* Directive *
Write the data out again, exactly as given.

Raw records
=======

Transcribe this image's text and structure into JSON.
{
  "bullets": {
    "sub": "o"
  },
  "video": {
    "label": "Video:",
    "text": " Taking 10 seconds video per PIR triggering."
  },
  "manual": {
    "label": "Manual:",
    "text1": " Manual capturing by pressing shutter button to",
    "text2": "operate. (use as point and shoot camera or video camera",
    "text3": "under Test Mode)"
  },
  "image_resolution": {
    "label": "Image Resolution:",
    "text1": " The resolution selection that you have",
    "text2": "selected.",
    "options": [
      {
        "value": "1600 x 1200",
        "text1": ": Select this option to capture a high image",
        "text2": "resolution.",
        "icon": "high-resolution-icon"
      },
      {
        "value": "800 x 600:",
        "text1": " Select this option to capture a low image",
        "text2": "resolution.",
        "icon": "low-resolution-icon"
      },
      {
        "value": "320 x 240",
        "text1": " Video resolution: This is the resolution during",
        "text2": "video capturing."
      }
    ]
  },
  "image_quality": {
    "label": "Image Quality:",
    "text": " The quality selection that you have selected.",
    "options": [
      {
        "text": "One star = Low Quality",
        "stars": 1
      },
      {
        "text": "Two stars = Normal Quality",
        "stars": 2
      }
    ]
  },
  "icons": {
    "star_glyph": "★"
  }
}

=======

* Response to the exercise *
Transcribe this image's text and structure into JSON.
{
  "bullets": {
    "sub": "o"
  },
  "video": {
    "label": "Video:",
    "text": " Taking 10 seconds video per PIR triggering."
  },
  "manual": {
    "label": "Manual:",
    "text1": " Manual capturing by pressing shutter button to",
    "text2": "operate. (use as point and shoot camera or video camera",
    "text3": "under Test Mode)"
  },
  "image_resolution": {
    "label": "Image Resolution:",
    "text1": " The resolution selection that you have",
    "text2": "selected.",
    "options": [
      {
        "value": "1600 x 1200",
        "text1": ": Select this option to capture a high image",
        "text2": "resolution.",
        "icon": "high-resolution-icon"
      },
      {
        "value": "800 x 600:",
        "text1": " Select this option to capture a low image",
        "text2": "resolution.",
        "icon": "low-resolution-icon"
      },
      {
        "value": "320 x 240",
        "text1": " Video resolution: This is the resolution during",
        "text2": "video capturing."
      }
    ]
  },
  "image_quality": {
    "label": "Image Quality:",
    "text": " The quality selection that you have selected.",
    "options": [
      {
        "text": "One star = Low Quality",
        "stars": 1
      },
      {
        "text": "Two stars = Normal Quality",
        "stars": 2
      }
    ]
  },
  "icons": {
    "star_glyph": "★"
  }
}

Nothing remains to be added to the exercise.